WHAT IS EXPECTED. The lines to be copied run from the one containing "Decode this image" to the end of the material below; reproduce them exactly, including both ends, and nothing more.

A run of records
--- --- ---

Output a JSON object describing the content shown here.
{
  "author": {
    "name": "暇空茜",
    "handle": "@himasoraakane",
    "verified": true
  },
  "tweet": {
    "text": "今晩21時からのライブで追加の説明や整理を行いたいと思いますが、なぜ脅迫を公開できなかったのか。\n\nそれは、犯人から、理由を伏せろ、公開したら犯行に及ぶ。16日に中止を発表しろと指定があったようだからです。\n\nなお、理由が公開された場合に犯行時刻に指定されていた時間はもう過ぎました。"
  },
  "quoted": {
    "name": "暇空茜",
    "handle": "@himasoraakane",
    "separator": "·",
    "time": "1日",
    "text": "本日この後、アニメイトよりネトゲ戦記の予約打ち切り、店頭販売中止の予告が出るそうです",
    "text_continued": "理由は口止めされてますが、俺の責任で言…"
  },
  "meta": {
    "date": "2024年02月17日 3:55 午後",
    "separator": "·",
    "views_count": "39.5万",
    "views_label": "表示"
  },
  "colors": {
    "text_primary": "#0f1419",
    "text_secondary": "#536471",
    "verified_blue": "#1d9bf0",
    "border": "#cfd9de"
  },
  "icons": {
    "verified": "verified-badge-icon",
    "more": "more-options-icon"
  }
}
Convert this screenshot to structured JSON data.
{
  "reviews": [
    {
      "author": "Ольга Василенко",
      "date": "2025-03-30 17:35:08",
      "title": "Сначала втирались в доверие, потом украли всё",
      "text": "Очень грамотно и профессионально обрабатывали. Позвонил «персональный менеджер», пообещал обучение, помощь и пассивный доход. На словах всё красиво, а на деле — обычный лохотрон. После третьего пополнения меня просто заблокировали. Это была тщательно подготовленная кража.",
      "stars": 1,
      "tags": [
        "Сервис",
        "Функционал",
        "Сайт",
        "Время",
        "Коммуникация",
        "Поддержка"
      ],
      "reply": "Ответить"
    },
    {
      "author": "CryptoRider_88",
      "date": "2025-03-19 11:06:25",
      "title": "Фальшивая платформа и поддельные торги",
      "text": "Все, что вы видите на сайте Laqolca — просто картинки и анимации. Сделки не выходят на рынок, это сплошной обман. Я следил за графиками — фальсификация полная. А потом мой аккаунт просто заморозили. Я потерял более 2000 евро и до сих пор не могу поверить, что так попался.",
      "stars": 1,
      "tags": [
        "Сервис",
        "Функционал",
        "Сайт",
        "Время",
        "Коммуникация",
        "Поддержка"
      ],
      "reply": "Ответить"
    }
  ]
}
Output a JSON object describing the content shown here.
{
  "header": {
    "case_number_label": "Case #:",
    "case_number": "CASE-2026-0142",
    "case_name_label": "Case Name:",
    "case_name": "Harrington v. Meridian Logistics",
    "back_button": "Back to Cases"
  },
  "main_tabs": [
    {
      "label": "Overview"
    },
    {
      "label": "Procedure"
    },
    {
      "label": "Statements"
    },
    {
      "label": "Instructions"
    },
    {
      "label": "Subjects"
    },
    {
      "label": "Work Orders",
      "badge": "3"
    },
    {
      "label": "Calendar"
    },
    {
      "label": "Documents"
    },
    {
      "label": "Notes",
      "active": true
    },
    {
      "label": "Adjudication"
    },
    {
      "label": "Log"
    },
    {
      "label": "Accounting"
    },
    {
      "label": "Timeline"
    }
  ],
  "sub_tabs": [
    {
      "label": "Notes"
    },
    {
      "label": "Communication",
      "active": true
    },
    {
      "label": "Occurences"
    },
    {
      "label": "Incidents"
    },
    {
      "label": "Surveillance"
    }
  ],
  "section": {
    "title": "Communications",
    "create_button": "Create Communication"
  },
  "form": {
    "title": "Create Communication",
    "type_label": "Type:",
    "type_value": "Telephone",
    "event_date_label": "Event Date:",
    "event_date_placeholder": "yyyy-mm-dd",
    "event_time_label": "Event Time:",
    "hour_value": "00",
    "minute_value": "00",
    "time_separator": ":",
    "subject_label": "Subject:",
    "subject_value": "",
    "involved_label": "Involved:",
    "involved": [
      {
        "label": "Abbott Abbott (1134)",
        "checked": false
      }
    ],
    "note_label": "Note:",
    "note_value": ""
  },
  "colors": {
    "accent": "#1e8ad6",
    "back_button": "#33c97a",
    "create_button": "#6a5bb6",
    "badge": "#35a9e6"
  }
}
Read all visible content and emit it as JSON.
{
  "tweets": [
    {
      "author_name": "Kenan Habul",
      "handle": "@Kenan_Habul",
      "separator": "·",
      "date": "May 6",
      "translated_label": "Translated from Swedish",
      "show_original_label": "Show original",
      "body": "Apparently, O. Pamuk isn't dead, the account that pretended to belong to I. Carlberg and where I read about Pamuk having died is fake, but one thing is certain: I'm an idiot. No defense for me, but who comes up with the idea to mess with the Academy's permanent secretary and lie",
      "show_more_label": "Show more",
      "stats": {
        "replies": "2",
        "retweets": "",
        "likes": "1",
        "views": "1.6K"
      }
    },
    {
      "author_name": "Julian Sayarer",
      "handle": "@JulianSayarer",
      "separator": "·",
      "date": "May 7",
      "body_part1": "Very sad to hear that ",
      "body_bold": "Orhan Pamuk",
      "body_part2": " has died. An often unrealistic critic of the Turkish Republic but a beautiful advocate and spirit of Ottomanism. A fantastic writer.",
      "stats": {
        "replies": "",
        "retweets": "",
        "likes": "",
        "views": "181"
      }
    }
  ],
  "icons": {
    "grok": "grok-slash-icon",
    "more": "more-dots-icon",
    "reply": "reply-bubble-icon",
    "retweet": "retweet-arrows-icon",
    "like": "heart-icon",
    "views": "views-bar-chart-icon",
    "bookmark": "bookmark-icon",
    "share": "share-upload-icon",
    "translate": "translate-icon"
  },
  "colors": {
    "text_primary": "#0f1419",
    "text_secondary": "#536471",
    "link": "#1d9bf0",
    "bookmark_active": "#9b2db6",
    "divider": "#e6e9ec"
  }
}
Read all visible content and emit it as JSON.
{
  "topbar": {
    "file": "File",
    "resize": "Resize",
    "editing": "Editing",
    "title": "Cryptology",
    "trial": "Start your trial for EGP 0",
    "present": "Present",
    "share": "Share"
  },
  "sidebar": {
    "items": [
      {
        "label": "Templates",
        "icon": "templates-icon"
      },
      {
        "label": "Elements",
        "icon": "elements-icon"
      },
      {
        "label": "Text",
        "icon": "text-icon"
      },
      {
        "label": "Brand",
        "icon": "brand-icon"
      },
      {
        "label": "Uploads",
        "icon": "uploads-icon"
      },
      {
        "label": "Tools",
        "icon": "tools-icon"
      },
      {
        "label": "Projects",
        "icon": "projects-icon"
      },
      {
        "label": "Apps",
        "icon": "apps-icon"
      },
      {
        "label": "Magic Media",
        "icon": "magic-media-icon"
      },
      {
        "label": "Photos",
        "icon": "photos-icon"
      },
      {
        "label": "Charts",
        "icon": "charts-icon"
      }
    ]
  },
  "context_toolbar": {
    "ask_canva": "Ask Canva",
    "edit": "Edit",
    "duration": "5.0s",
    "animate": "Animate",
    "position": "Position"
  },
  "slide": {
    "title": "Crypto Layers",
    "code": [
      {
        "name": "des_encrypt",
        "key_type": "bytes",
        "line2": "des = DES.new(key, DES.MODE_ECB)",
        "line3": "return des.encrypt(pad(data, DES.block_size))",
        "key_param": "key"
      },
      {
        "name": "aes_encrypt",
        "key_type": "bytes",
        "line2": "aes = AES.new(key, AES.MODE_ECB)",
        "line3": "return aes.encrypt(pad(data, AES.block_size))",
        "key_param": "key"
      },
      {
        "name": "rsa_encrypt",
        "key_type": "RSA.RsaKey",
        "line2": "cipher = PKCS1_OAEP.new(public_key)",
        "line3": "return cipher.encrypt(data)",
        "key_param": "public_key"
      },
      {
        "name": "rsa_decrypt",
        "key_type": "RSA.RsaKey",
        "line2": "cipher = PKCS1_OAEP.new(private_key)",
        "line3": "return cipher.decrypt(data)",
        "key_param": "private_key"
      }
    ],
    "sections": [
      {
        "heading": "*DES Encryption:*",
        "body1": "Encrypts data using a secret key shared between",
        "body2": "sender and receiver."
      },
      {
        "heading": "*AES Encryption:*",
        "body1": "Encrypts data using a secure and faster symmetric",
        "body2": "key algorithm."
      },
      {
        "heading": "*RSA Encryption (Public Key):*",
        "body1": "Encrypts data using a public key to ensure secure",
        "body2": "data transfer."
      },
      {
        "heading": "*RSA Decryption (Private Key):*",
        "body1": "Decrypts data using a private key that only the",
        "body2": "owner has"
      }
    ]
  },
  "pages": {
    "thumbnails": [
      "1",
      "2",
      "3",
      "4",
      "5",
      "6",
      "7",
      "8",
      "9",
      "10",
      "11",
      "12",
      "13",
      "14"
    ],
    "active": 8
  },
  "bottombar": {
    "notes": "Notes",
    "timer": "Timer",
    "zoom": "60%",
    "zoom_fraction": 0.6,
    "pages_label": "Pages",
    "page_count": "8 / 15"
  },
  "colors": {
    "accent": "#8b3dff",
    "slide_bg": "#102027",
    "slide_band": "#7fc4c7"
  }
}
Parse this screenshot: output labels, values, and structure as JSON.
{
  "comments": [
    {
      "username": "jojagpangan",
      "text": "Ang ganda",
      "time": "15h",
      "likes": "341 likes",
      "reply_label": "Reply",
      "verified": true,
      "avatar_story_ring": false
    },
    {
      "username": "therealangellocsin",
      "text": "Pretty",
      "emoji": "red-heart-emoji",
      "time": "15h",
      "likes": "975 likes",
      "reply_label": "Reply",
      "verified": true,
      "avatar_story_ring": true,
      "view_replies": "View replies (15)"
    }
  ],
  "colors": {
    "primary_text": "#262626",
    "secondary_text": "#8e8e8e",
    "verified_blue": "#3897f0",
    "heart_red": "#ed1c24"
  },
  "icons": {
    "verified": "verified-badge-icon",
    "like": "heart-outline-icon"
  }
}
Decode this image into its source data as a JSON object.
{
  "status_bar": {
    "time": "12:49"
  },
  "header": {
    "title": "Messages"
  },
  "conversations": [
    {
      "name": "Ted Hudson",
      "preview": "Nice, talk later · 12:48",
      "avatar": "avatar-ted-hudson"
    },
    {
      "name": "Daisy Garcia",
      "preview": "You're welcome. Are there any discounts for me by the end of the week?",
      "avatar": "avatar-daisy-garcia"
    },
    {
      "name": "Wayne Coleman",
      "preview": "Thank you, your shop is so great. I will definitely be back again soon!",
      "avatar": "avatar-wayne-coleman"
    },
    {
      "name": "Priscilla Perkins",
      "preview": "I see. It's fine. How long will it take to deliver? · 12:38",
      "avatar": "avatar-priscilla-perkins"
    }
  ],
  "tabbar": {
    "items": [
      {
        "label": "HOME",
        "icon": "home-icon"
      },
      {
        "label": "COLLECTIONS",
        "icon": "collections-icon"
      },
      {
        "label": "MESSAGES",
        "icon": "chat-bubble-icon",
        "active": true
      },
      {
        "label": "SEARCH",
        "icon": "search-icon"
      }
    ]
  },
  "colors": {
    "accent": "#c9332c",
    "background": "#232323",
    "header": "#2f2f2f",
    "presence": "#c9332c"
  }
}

--- --- ---

ANSWER.
Decode this image into its source data as a JSON object.
{
  "status_bar": {
    "time": "12:49"
  },
  "header": {
    "title": "Messages"
  },
  "conversations": [
    {
      "name": "Ted Hudson",
      "preview": "Nice, talk later · 12:48",
      "avatar": "avatar-ted-hudson"
    },
    {
      "name": "Daisy Garcia",
      "preview": "You're welcome. Are there any discounts for me by the end of the week?",
      "avatar": "avatar-daisy-garcia"
    },
    {
      "name": "Wayne Coleman",
      "preview": "Thank you, your shop is so great. I will definitely be back again soon!",
      "avatar": "avatar-wayne-coleman"
    },
    {
      "name": "Priscilla Perkins",
      "preview": "I see. It's fine. How long will it take to deliver? · 12:38",
      "avatar": "avatar-priscilla-perkins"
    }
  ],
  "tabbar": {
    "items": [
      {
        "label": "HOME",
        "icon": "home-icon"
      },
      {
        "label": "COLLECTIONS",
        "icon": "collections-icon"
      },
      {
        "label": "MESSAGES",
        "icon": "chat-bubble-icon",
        "active": true
      },
      {
        "label": "SEARCH",
        "icon": "search-icon"
      }
    ]
  },
  "colors": {
    "accent": "#c9332c",
    "background": "#232323",
    "header": "#2f2f2f",
    "presence": "#c9332c"
  }
}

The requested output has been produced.